• Problem description:
Below are some records. How many of their lines contain the string "Move"? Give the number only.

• Given data:
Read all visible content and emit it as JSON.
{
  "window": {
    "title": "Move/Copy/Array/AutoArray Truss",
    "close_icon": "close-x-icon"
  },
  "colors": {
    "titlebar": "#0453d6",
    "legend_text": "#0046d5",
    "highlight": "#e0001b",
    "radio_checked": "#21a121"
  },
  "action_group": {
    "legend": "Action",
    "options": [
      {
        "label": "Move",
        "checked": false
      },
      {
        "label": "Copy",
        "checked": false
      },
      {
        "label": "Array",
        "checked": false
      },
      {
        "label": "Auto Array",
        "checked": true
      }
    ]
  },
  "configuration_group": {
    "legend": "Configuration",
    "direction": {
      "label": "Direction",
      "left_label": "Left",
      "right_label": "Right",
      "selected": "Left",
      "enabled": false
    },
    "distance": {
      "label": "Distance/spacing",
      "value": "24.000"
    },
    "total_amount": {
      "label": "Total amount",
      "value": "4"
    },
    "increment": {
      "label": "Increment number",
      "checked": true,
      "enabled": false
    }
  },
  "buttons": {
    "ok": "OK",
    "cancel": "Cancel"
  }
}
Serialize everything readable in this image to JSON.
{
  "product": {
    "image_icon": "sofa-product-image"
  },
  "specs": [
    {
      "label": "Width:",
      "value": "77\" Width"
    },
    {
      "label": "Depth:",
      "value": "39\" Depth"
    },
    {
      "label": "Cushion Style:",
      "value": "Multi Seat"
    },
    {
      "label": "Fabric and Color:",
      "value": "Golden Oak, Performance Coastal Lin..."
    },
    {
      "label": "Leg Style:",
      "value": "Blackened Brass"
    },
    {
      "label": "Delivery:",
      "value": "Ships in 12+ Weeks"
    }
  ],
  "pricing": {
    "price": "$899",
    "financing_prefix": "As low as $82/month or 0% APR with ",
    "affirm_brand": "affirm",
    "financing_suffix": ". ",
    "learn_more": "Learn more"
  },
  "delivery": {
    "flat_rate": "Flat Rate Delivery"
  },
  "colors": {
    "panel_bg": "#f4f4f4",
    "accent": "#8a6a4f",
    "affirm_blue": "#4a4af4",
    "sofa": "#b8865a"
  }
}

• Problem solution:
2